*Work to do*
Leave out the pictures and repeat every record exactly.

*Supplied data*
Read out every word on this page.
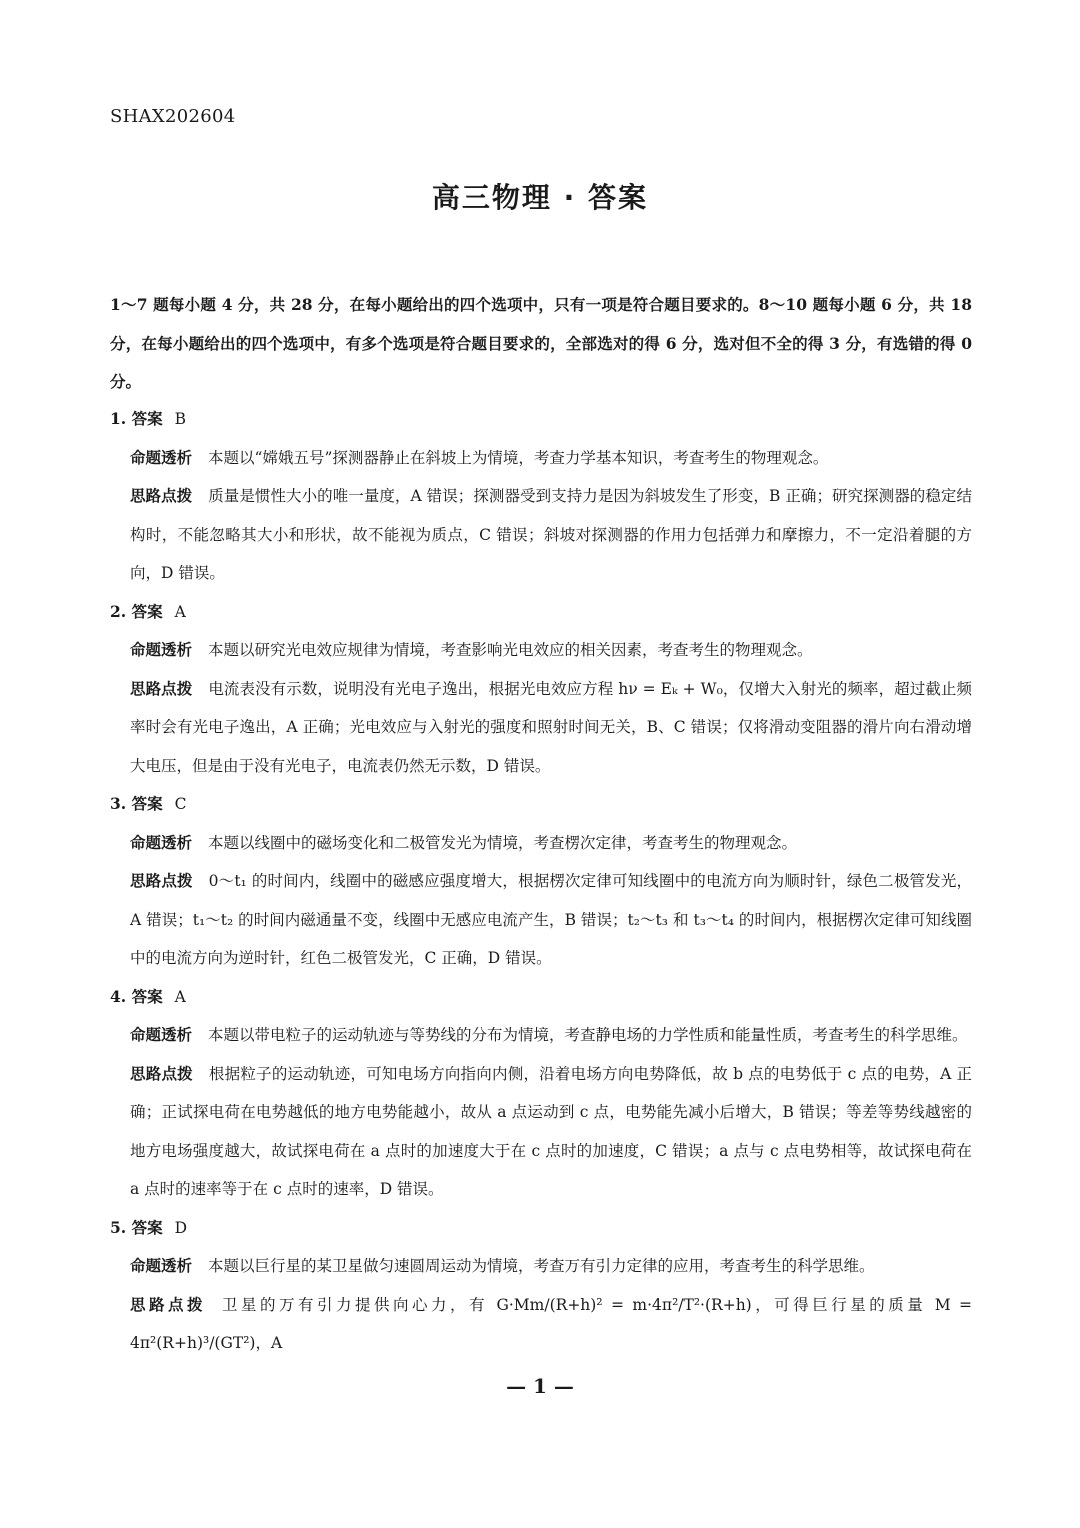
SHAX202604
高三物理 · 答案
1～7 题每小题 4 分，共 28 分，在每小题给出的四个选项中，只有一项是符合题目要求的。8～10 题每小题 6 分，共 18 分，在每小题给出的四个选项中，有多个选项是符合题目要求的，全部选对的得 6 分，选对但不全的得 3 分，有选错的得 0 分。
1. 答案 B
命题透析 本题以“嫦娥五号”探测器静止在斜坡上为情境，考查力学基本知识，考查考生的物理观念。
思路点拨 质量是惯性大小的唯一量度，A 错误；探测器受到支持力是因为斜坡发生了形变，B 正确；研究探测器的稳定结构时，不能忽略其大小和形状，故不能视为质点，C 错误；斜坡对探测器的作用力包括弹力和摩擦力，不一定沿着腿的方向，D 错误。
2. 答案 A
命题透析 本题以研究光电效应规律为情境，考查影响光电效应的相关因素，考查考生的物理观念。
思路点拨 电流表没有示数，说明没有光电子逸出，根据光电效应方程 hν = Eₖ + W₀，仅增大入射光的频率，超过截止频率时会有光电子逸出，A 正确；光电效应与入射光的强度和照射时间无关，B、C 错误；仅将滑动变阻器的滑片向右滑动增大电压，但是由于没有光电子，电流表仍然无示数，D 错误。
3. 答案 C
命题透析 本题以线圈中的磁场变化和二极管发光为情境，考查楞次定律，考查考生的物理观念。
思路点拨 0～t₁ 的时间内，线圈中的磁感应强度增大，根据楞次定律可知线圈中的电流方向为顺时针，绿色二极管发光，A 错误；t₁～t₂ 的时间内磁通量不变，线圈中无感应电流产生，B 错误；t₂～t₃ 和 t₃～t₄ 的时间内，根据楞次定律可知线圈中的电流方向为逆时针，红色二极管发光，C 正确，D 错误。
4. 答案 A
命题透析 本题以带电粒子的运动轨迹与等势线的分布为情境，考查静电场的力学性质和能量性质，考查考生的科学思维。
思路点拨 根据粒子的运动轨迹，可知电场方向指向内侧，沿着电场方向电势降低，故 b 点的电势低于 c 点的电势，A 正确；正试探电荷在电势越低的地方电势能越小，故从 a 点运动到 c 点，电势能先减小后增大，B 错误；等差等势线越密的地方电场强度越大，故试探电荷在 a 点时的加速度大于在 c 点时的加速度，C 错误；a 点与 c 点电势相等，故试探电荷在 a 点时的速率等于在 c 点时的速率，D 错误。
5. 答案 D
命题透析 本题以巨行星的某卫星做匀速圆周运动为情境，考查万有引力定律的应用，考查考生的科学思维。
思路点拨 卫星的万有引力提供向心力，有 G·Mm/(R+h)² = m·4π²/T²·(R+h)，可得巨行星的质量 M = 4π²(R+h)³/(GT²)，A
— 1 —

*Written response*
Read out every word on this page.
SHAX202604
高三物理 · 答案
1～7 题每小题 4 分，共 28 分，在每小题给出的四个选项中，只有一项是符合题目要求的。8～10 题每小题 6 分，共 18 分，在每小题给出的四个选项中，有多个选项是符合题目要求的，全部选对的得 6 分，选对但不全的得 3 分，有选错的得 0 分。
1. 答案 B
命题透析 本题以“嫦娥五号”探测器静止在斜坡上为情境，考查力学基本知识，考查考生的物理观念。
思路点拨 质量是惯性大小的唯一量度，A 错误；探测器受到支持力是因为斜坡发生了形变，B 正确；研究探测器的稳定结构时，不能忽略其大小和形状，故不能视为质点，C 错误；斜坡对探测器的作用力包括弹力和摩擦力，不一定沿着腿的方向，D 错误。
2. 答案 A
命题透析 本题以研究光电效应规律为情境，考查影响光电效应的相关因素，考查考生的物理观念。
思路点拨 电流表没有示数，说明没有光电子逸出，根据光电效应方程 hν = Eₖ + W₀，仅增大入射光的频率，超过截止频率时会有光电子逸出，A 正确；光电效应与入射光的强度和照射时间无关，B、C 错误；仅将滑动变阻器的滑片向右滑动增大电压，但是由于没有光电子，电流表仍然无示数，D 错误。
3. 答案 C
命题透析 本题以线圈中的磁场变化和二极管发光为情境，考查楞次定律，考查考生的物理观念。
思路点拨 0～t₁ 的时间内，线圈中的磁感应强度增大，根据楞次定律可知线圈中的电流方向为顺时针，绿色二极管发光，A 错误；t₁～t₂ 的时间内磁通量不变，线圈中无感应电流产生，B 错误；t₂～t₃ 和 t₃～t₄ 的时间内，根据楞次定律可知线圈中的电流方向为逆时针，红色二极管发光，C 正确，D 错误。
4. 答案 A
命题透析 本题以带电粒子的运动轨迹与等势线的分布为情境，考查静电场的力学性质和能量性质，考查考生的科学思维。
思路点拨 根据粒子的运动轨迹，可知电场方向指向内侧，沿着电场方向电势降低，故 b 点的电势低于 c 点的电势，A 正确；正试探电荷在电势越低的地方电势能越小，故从 a 点运动到 c 点，电势能先减小后增大，B 错误；等差等势线越密的地方电场强度越大，故试探电荷在 a 点时的加速度大于在 c 点时的加速度，C 错误；a 点与 c 点电势相等，故试探电荷在 a 点时的速率等于在 c 点时的速率，D 错误。
5. 答案 D
命题透析 本题以巨行星的某卫星做匀速圆周运动为情境，考查万有引力定律的应用，考查考生的科学思维。
思路点拨 卫星的万有引力提供向心力，有 G·Mm/(R+h)² = m·4π²/T²·(R+h)，可得巨行星的质量 M = 4π²(R+h)³/(GT²)，A
— 1 —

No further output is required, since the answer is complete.